> **AIM**: Scan the entries below and extract each line with the word "dividends" in it.
--- BEGIN ---
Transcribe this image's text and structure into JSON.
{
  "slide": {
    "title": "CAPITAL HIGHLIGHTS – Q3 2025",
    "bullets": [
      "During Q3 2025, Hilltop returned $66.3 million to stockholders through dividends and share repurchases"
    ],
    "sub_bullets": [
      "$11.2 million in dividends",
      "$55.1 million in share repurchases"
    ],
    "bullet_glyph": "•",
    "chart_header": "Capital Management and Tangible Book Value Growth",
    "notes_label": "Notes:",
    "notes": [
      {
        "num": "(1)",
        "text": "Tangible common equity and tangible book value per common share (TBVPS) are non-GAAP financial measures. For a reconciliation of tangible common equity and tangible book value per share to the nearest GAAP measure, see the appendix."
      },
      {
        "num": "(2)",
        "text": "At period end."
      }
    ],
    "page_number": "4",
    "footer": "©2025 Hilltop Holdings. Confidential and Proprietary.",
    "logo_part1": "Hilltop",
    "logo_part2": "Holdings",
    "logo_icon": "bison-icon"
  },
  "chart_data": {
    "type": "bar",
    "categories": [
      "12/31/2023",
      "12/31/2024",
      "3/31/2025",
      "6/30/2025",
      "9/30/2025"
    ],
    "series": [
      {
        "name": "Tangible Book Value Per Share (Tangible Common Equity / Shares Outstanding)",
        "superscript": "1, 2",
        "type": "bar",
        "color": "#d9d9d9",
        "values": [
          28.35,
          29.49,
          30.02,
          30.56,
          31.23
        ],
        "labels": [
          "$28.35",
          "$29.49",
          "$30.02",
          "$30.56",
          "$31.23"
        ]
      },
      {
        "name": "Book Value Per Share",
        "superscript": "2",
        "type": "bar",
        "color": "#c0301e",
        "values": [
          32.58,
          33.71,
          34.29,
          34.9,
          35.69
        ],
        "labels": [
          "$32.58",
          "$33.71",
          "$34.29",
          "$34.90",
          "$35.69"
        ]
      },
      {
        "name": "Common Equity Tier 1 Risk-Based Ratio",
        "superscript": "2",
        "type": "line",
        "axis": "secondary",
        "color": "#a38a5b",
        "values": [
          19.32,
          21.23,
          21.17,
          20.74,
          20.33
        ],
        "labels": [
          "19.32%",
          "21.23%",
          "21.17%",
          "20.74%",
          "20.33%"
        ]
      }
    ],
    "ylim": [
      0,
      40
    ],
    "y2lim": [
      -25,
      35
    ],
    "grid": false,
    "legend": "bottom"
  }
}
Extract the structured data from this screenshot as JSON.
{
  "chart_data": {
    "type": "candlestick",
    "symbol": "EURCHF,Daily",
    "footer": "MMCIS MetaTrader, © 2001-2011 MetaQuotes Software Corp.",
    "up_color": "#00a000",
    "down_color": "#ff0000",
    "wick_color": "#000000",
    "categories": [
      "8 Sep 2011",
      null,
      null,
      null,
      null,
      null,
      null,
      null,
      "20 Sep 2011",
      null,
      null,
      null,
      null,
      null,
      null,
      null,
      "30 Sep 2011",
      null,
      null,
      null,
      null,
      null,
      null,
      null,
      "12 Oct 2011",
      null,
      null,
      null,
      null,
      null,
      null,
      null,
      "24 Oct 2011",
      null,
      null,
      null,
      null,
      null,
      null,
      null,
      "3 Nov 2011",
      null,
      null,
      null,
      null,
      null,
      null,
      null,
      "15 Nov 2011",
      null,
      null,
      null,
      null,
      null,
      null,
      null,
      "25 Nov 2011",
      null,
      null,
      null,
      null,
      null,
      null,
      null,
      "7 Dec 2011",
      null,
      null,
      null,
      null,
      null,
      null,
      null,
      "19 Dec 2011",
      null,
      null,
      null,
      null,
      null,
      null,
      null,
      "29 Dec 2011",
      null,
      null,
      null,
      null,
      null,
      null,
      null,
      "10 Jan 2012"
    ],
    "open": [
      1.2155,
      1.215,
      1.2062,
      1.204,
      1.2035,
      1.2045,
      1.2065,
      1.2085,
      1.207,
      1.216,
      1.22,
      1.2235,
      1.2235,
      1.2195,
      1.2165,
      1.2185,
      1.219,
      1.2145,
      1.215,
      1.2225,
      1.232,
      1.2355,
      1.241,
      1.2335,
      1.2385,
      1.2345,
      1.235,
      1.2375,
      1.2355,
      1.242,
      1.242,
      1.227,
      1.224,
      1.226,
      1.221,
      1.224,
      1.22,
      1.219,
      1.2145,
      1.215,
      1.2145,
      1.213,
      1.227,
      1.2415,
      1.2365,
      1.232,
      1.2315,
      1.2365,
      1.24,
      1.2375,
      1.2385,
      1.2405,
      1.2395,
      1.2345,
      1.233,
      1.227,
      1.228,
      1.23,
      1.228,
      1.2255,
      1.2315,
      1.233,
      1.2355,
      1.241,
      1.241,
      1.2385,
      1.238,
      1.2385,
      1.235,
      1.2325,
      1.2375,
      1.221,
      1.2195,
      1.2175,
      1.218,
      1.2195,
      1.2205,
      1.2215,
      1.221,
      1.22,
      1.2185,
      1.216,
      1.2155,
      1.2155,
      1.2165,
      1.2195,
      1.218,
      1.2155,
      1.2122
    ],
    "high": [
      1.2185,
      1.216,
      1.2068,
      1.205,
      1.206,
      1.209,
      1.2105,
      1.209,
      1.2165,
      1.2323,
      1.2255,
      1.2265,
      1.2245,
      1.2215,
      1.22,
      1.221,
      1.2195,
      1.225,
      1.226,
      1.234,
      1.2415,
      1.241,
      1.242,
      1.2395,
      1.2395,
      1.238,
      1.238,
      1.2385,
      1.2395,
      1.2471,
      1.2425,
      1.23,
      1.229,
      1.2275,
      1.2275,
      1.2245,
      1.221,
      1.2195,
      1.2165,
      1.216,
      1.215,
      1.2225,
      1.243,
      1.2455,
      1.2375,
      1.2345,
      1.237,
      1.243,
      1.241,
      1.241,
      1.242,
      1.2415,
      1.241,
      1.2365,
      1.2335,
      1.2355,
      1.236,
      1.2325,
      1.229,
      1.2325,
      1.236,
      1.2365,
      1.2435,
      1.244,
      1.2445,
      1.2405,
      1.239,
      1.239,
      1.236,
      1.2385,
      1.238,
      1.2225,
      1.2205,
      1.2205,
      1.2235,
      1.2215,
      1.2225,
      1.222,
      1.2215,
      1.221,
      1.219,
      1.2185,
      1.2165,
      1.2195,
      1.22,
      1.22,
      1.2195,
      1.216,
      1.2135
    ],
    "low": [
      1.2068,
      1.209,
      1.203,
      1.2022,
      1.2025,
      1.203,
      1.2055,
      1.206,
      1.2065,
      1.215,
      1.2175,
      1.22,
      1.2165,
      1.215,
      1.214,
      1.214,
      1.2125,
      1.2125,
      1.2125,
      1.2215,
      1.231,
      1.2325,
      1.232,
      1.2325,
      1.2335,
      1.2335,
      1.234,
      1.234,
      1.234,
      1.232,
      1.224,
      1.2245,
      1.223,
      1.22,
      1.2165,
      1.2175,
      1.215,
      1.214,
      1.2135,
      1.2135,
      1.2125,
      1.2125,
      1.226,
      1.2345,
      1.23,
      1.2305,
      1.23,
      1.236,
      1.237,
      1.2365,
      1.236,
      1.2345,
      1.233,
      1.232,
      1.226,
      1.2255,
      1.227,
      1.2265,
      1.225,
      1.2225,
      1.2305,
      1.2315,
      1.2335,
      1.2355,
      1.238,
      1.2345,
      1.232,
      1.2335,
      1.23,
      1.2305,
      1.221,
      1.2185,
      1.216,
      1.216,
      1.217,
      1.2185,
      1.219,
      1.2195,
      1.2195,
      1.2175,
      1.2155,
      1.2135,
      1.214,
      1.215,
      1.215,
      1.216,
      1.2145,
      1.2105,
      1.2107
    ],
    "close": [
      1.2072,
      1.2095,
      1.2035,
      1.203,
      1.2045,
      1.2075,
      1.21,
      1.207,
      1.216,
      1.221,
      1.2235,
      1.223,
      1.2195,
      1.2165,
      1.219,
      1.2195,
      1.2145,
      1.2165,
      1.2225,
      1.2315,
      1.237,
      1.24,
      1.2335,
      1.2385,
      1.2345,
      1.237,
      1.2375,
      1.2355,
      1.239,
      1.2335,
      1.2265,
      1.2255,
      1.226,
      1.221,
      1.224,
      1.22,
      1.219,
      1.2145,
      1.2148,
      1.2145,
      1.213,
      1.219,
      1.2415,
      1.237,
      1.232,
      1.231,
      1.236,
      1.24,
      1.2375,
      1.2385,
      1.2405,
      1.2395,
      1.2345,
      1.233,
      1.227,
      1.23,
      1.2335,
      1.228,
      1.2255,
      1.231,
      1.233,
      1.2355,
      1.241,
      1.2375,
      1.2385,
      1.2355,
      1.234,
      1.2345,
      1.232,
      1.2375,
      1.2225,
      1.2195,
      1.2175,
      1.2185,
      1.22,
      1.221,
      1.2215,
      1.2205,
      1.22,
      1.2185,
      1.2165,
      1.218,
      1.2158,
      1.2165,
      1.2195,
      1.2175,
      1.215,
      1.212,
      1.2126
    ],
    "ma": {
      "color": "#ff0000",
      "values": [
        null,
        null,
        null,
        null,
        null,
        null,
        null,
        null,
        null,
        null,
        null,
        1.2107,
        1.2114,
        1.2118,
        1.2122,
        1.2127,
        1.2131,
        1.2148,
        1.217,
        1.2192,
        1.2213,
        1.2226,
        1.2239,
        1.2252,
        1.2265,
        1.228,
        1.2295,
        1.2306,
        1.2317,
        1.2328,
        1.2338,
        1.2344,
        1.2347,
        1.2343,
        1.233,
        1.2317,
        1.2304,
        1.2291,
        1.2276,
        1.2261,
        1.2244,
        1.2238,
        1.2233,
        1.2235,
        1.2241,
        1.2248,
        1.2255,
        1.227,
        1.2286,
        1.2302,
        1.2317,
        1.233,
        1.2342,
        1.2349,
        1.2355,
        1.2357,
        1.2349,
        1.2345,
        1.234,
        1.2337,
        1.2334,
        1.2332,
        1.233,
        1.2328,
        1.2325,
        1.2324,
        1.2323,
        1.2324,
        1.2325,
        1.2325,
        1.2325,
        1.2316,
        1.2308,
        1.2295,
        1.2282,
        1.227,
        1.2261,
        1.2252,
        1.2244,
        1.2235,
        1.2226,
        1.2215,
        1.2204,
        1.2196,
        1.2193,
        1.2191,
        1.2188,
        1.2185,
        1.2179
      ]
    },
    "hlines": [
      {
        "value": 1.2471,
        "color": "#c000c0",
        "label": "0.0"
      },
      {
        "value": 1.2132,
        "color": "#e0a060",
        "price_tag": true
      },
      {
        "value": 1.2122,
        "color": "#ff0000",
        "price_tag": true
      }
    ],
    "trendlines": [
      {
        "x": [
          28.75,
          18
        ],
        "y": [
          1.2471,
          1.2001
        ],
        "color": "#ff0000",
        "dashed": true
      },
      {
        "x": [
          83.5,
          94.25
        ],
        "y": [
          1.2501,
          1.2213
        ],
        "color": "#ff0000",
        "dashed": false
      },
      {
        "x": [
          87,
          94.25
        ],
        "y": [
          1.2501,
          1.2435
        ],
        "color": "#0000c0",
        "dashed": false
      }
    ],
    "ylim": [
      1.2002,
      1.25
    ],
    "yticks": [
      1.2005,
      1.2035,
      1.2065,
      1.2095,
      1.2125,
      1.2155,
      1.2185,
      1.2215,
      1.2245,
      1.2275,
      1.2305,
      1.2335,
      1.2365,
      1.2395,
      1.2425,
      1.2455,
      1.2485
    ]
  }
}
--- END ---
> **COMPLETED EXERCISE**:
      "During Q3 2025, Hilltop returned $66.3 million to stockholders through dividends and share repurchases"
      "$11.2 million in dividends",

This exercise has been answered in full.